TASK INPUT:
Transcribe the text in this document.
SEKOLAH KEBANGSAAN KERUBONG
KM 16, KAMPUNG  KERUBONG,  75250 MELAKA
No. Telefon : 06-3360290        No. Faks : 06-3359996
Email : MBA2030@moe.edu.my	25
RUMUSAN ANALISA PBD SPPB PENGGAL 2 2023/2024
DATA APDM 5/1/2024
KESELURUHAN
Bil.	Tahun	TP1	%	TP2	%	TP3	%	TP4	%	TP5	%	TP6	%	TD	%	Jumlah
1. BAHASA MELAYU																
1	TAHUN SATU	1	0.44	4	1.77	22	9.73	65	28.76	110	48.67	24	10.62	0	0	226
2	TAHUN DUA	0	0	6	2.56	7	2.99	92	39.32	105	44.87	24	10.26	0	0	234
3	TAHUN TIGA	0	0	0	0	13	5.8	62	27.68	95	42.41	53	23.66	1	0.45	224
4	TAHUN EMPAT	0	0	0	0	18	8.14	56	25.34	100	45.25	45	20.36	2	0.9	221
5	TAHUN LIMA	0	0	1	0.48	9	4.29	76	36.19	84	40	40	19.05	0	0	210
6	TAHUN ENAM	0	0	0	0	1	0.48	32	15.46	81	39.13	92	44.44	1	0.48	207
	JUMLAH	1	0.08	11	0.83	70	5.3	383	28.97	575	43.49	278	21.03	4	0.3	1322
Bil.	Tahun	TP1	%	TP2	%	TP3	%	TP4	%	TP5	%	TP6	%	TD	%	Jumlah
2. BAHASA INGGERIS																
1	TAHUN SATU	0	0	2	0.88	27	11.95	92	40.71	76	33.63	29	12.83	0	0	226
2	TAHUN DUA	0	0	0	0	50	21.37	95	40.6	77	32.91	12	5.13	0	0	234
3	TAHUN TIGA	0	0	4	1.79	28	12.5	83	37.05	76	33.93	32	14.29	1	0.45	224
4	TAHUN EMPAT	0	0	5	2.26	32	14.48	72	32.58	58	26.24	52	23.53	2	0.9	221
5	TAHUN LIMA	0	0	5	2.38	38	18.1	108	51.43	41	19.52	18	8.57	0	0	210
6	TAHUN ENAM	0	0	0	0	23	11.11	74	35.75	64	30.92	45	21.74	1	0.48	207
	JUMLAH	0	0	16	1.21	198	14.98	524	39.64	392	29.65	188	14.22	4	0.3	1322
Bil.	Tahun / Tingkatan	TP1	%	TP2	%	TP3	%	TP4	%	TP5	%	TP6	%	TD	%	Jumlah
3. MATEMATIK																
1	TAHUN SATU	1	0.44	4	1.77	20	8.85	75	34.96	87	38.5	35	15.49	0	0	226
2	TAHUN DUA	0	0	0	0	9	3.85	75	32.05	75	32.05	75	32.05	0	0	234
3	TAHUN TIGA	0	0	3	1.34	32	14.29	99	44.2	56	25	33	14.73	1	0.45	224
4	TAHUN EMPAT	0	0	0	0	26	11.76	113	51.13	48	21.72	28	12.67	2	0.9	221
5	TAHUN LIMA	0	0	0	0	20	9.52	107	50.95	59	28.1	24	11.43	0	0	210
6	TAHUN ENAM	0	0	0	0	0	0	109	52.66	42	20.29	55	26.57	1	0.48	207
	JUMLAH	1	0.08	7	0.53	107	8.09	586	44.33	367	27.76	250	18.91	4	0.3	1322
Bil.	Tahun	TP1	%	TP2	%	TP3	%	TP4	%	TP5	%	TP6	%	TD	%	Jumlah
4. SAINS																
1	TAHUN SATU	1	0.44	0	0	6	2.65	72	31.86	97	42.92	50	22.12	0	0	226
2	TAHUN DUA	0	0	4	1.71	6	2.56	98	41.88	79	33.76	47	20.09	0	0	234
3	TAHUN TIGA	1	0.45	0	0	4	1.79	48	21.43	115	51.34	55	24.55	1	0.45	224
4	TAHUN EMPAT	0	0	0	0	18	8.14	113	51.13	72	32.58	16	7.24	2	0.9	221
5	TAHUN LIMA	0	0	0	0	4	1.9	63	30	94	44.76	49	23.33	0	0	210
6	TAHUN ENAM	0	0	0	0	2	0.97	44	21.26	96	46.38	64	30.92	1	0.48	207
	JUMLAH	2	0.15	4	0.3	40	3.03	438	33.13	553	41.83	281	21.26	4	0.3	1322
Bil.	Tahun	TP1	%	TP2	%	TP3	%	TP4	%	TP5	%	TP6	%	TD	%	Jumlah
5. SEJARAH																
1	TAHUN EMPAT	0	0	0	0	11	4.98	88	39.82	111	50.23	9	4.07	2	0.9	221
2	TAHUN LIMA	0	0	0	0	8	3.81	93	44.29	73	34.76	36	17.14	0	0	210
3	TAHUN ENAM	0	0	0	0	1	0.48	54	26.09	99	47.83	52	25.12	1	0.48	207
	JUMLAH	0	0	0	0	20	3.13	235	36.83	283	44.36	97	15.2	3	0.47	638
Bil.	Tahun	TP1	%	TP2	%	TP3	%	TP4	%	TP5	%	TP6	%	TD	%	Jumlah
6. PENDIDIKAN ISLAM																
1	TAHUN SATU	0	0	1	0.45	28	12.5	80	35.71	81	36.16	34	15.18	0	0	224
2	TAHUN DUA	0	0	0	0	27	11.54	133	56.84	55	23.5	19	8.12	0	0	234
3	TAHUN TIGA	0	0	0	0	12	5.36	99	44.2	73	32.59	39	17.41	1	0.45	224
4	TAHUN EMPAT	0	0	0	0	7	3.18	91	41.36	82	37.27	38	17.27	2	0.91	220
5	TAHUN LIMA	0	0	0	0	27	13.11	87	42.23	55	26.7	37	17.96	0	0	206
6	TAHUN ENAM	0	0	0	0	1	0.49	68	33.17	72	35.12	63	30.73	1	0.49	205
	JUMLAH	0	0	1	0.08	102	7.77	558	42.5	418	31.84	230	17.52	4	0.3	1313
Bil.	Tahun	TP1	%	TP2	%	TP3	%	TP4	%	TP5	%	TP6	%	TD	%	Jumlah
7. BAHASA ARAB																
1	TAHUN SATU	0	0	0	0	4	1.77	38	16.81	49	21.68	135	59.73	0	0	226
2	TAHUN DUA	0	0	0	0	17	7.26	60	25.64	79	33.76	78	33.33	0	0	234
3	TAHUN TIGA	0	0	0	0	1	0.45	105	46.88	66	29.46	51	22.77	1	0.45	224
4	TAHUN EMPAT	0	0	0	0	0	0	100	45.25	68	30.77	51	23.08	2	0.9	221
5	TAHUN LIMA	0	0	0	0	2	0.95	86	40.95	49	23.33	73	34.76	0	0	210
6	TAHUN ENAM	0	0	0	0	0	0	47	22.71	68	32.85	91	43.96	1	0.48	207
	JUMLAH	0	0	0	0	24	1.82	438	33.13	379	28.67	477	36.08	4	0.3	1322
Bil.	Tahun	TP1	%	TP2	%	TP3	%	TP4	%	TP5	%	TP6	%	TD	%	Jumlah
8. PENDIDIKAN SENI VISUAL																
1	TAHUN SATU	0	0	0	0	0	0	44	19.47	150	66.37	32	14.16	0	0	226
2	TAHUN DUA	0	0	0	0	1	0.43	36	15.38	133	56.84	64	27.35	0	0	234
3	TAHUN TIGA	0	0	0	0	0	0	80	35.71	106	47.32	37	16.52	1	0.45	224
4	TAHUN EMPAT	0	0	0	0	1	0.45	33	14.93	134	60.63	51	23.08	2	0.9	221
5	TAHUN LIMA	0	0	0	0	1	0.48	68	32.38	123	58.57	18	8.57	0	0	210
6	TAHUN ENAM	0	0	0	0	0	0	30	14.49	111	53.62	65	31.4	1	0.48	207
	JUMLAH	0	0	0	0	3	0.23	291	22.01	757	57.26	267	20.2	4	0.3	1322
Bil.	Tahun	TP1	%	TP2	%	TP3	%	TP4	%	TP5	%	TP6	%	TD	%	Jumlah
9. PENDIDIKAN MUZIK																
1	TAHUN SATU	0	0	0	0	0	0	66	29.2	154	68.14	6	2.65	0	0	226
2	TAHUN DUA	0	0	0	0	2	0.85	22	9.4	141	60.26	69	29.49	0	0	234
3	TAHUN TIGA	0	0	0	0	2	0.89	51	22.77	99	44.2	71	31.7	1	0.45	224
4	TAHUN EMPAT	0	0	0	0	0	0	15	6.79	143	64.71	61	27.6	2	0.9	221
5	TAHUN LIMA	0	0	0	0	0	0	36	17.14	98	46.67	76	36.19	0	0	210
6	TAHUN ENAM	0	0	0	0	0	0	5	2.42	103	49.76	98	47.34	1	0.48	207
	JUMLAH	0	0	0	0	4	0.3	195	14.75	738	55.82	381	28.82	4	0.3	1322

WORK INSTRUCTIONS:
In the records, locate each line holding the string "LIMA" and copy it.

FULL OUTPUT:
5	TAHUN LIMA	0	0	1	0.48	9	4.29	76	36.19	84	40	40	19.05	0	0	210
5	TAHUN LIMA	0	0	5	2.38	38	18.1	108	51.43	41	19.52	18	8.57	0	0	210
5	TAHUN LIMA	0	0	0	0	20	9.52	107	50.95	59	28.1	24	11.43	0	0	210
5	TAHUN LIMA	0	0	0	0	4	1.9	63	30	94	44.76	49	23.33	0	0	210
2	TAHUN LIMA	0	0	0	0	8	3.81	93	44.29	73	34.76	36	17.14	0	0	210
5	TAHUN LIMA	0	0	0	0	27	13.11	87	42.23	55	26.7	37	17.96	0	0	206
5	TAHUN LIMA	0	0	0	0	2	0.95	86	40.95	49	23.33	73	34.76	0	0	210
5	TAHUN LIMA	0	0	0	0	1	0.48	68	32.38	123	58.57	18	8.57	0	0	210
5	TAHUN LIMA	0	0	0	0	0	0	36	17.14	98	46.67	76	36.19	0	0	210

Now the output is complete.